- **Exercise goal**: Copy only this range: the line with "Output the text content of this document." through the final line of the material, inclusive at both ends.

+ + + + + + +

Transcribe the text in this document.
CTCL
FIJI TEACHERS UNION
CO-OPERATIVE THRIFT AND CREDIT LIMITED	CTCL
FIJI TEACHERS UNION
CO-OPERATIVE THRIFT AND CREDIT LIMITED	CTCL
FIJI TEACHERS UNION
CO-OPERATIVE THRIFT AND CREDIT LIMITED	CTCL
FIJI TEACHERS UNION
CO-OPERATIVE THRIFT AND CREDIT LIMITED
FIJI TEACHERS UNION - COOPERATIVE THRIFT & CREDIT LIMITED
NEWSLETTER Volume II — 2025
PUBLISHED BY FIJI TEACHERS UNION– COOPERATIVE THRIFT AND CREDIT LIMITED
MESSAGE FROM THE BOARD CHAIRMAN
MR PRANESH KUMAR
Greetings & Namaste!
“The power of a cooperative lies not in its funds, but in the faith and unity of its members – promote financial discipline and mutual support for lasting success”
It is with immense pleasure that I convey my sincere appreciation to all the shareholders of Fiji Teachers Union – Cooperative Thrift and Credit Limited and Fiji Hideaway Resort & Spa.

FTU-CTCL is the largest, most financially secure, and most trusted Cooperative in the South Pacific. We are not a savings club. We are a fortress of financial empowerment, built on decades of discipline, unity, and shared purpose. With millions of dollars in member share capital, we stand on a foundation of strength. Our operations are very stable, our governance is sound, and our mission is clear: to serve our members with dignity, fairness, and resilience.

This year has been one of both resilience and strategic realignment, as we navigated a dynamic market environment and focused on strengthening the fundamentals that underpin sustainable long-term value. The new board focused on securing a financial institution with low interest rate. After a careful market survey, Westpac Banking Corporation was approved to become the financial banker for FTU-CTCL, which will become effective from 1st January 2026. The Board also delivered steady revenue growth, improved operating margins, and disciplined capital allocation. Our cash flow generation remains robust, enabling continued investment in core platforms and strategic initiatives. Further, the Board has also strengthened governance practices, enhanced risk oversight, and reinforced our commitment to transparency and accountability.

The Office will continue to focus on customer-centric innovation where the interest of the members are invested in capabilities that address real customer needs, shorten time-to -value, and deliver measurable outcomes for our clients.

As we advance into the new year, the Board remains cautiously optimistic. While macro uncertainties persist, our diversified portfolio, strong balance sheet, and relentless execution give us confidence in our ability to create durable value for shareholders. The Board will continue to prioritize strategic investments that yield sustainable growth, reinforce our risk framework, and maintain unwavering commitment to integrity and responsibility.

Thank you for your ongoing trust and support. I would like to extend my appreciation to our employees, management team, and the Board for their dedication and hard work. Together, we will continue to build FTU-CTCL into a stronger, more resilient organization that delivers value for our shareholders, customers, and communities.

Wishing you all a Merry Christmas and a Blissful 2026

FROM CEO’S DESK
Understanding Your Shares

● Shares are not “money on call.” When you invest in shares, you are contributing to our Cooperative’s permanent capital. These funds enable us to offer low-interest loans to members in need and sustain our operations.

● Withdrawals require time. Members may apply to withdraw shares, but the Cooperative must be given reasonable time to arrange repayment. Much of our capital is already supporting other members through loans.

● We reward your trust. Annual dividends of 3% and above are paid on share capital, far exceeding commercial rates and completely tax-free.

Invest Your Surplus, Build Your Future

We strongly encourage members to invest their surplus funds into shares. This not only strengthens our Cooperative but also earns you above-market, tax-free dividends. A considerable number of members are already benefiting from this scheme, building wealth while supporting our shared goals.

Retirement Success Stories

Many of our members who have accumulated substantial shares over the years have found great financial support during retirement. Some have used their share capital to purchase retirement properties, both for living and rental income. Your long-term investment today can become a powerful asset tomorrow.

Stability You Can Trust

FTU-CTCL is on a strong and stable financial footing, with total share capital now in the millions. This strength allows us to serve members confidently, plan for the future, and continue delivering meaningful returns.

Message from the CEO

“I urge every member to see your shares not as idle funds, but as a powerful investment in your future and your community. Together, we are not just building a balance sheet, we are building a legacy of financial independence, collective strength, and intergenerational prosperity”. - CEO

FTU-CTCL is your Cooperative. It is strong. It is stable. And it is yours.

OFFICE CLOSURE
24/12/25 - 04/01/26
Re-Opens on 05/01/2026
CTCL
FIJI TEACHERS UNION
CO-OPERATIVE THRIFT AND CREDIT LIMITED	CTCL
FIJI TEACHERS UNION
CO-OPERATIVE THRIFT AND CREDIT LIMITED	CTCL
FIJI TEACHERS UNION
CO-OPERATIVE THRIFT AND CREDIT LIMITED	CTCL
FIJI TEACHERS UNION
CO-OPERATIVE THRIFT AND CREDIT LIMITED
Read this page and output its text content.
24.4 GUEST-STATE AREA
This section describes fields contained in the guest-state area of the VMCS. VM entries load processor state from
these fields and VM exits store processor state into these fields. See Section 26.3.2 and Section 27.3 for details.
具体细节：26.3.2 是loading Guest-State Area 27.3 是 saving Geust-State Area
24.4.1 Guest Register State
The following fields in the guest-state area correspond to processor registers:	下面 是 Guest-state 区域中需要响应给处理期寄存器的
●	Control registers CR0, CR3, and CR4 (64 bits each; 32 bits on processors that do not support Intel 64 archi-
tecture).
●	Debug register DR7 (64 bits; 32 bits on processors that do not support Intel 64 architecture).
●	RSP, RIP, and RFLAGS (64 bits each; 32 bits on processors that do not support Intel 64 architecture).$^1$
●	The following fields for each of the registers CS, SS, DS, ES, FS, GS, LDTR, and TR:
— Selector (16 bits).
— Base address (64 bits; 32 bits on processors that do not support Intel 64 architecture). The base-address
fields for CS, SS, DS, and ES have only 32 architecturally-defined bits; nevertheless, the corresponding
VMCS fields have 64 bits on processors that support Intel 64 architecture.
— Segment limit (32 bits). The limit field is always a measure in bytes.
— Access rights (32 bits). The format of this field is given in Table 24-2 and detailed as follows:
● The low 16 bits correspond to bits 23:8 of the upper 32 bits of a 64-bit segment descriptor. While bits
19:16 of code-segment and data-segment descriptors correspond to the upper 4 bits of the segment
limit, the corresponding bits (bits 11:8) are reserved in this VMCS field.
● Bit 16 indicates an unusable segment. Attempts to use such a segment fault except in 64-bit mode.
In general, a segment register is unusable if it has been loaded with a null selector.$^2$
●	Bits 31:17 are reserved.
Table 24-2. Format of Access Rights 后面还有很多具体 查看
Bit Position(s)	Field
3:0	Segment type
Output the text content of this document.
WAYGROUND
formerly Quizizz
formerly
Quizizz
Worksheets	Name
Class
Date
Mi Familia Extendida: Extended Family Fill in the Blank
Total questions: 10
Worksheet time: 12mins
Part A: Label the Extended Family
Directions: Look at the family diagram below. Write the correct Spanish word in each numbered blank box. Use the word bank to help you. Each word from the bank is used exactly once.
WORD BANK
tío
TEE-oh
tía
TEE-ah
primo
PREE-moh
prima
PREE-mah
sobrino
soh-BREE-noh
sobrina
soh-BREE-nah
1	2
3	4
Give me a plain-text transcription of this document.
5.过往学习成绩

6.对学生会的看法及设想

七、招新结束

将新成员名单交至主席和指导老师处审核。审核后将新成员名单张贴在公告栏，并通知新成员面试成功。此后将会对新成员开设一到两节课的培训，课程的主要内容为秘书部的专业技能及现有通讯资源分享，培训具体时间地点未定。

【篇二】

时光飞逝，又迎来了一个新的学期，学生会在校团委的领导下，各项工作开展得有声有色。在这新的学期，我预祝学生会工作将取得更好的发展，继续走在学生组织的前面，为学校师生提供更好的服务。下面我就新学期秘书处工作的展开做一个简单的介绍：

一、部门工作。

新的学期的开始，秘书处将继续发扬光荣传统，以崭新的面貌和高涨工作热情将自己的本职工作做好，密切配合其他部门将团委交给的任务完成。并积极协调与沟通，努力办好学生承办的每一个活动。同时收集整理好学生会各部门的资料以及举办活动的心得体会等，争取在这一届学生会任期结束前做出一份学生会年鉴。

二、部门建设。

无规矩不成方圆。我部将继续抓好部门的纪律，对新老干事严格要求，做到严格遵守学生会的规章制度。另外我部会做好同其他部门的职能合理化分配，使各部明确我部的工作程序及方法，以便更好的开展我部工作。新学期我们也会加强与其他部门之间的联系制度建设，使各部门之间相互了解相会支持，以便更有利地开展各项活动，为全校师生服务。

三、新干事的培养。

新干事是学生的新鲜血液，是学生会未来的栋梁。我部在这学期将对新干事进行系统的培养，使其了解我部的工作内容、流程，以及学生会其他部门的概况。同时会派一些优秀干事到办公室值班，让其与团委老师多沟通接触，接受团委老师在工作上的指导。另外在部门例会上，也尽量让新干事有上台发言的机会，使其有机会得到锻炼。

+ + + + + + +

- **In response**:
Output the text content of this document.
WAYGROUND
formerly Quizizz
formerly
Quizizz
Worksheets	Name
Class
Date
Mi Familia Extendida: Extended Family Fill in the Blank
Total questions: 10
Worksheet time: 12mins
Part A: Label the Extended Family
Directions: Look at the family diagram below. Write the correct Spanish word in each numbered blank box. Use the word bank to help you. Each word from the bank is used exactly once.
WORD BANK
tío
TEE-oh
tía
TEE-ah
primo
PREE-moh
prima
PREE-mah
sobrino
soh-BREE-noh
sobrina
soh-BREE-nah
1	2
3	4
Give me a plain-text transcription of this document.
5.过往学习成绩

6.对学生会的看法及设想

七、招新结束

将新成员名单交至主席和指导老师处审核。审核后将新成员名单张贴在公告栏，并通知新成员面试成功。此后将会对新成员开设一到两节课的培训，课程的主要内容为秘书部的专业技能及现有通讯资源分享，培训具体时间地点未定。

【篇二】

时光飞逝，又迎来了一个新的学期，学生会在校团委的领导下，各项工作开展得有声有色。在这新的学期，我预祝学生会工作将取得更好的发展，继续走在学生组织的前面，为学校师生提供更好的服务。下面我就新学期秘书处工作的展开做一个简单的介绍：

一、部门工作。

新的学期的开始，秘书处将继续发扬光荣传统，以崭新的面貌和高涨工作热情将自己的本职工作做好，密切配合其他部门将团委交给的任务完成。并积极协调与沟通，努力办好学生承办的每一个活动。同时收集整理好学生会各部门的资料以及举办活动的心得体会等，争取在这一届学生会任期结束前做出一份学生会年鉴。

二、部门建设。

无规矩不成方圆。我部将继续抓好部门的纪律，对新老干事严格要求，做到严格遵守学生会的规章制度。另外我部会做好同其他部门的职能合理化分配，使各部明确我部的工作程序及方法，以便更好的开展我部工作。新学期我们也会加强与其他部门之间的联系制度建设，使各部门之间相互了解相会支持，以便更有利地开展各项活动，为全校师生服务。

三、新干事的培养。

新干事是学生的新鲜血液，是学生会未来的栋梁。我部在这学期将对新干事进行系统的培养，使其了解我部的工作内容、流程，以及学生会其他部门的概况。同时会派一些优秀干事到办公室值班，让其与团委老师多沟通接触，接受团委老师在工作上的指导。另外在部门例会上，也尽量让新干事有上台发言的机会，使其有机会得到锻炼。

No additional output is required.